• _Required work_
From the material below, list every line containing "found".

(Data entries)
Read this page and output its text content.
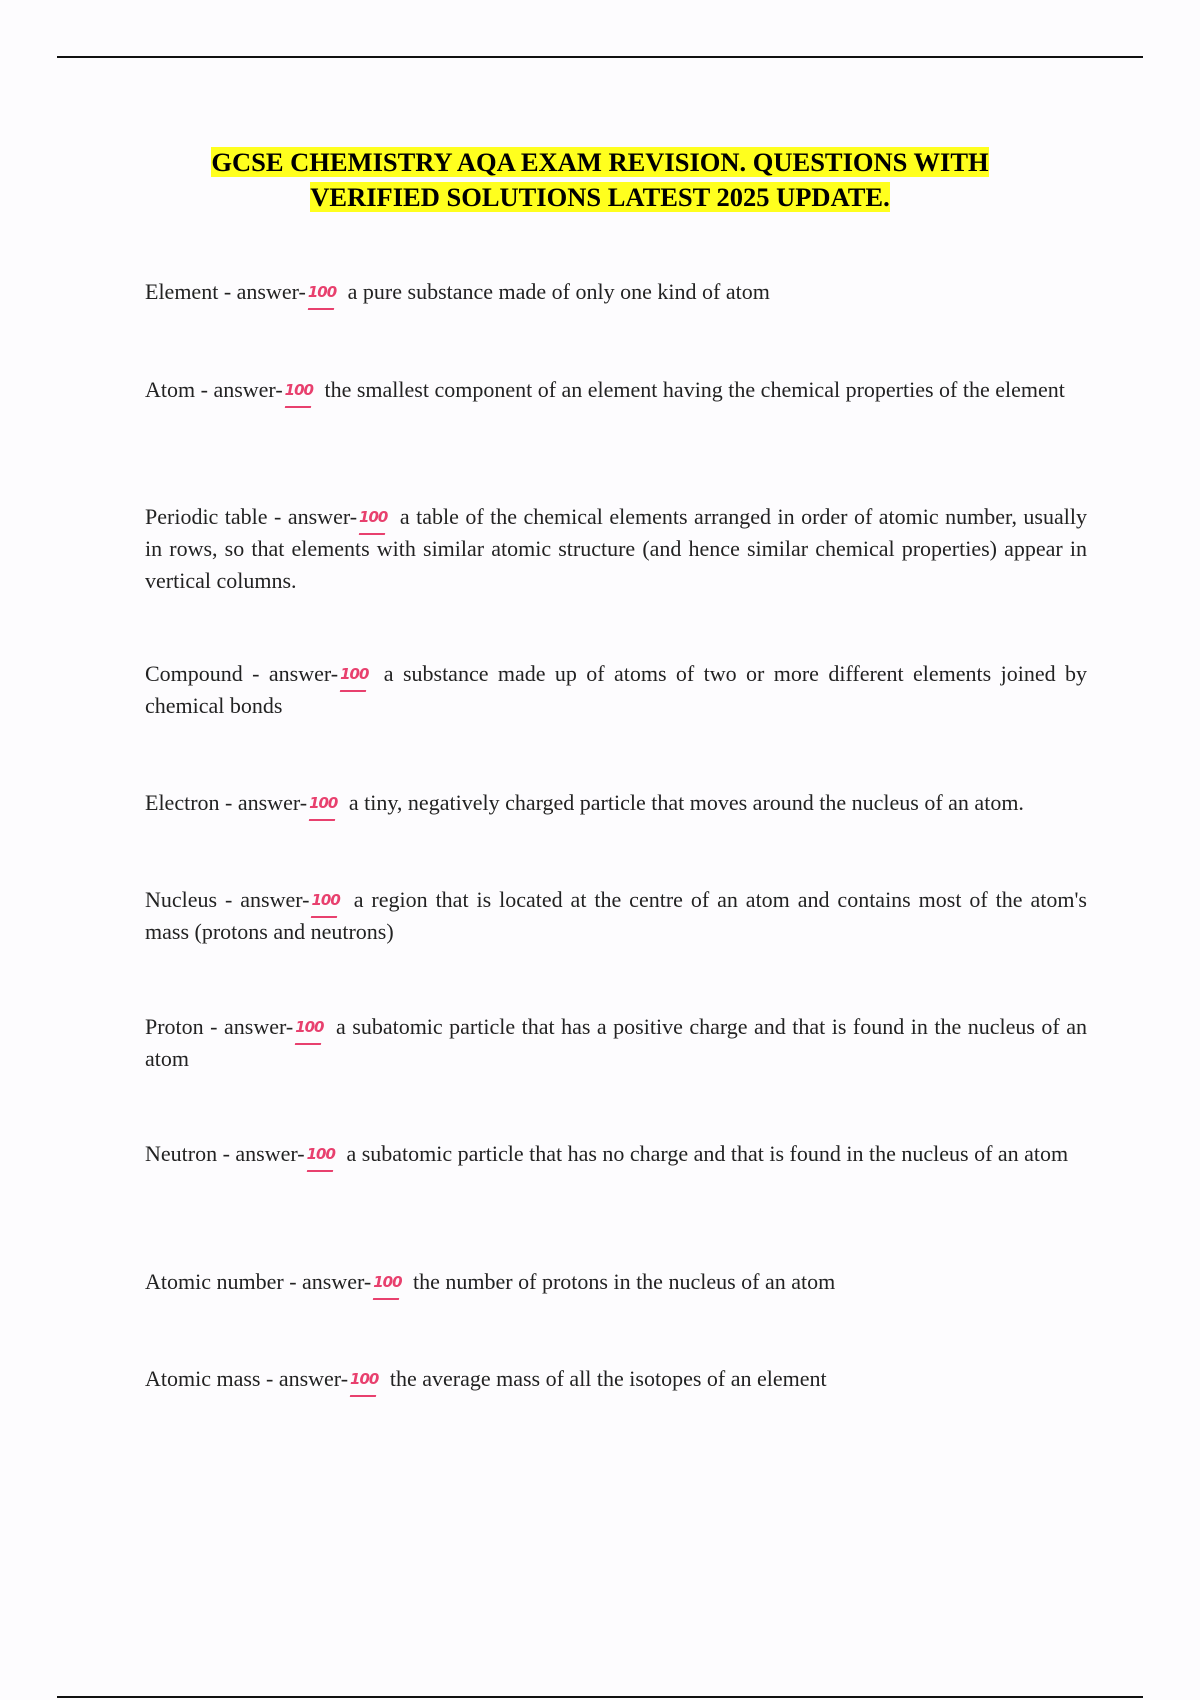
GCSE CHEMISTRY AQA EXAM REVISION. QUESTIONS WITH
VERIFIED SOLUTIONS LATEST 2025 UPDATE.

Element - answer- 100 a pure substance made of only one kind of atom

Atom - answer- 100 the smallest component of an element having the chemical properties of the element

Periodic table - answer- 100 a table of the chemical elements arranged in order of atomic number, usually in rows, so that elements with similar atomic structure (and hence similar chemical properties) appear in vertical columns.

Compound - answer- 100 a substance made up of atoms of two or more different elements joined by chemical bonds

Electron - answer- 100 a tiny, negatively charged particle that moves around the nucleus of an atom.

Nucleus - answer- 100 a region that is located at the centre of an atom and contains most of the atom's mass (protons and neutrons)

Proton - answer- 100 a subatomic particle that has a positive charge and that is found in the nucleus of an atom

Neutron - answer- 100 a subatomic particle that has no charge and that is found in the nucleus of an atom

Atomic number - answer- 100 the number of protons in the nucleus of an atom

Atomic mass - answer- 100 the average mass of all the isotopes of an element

• _Full output_
Proton - answer- 100 a subatomic particle that has a positive charge and that is found in the nucleus of an atom
Neutron - answer- 100 a subatomic particle that has no charge and that is found in the nucleus of an atom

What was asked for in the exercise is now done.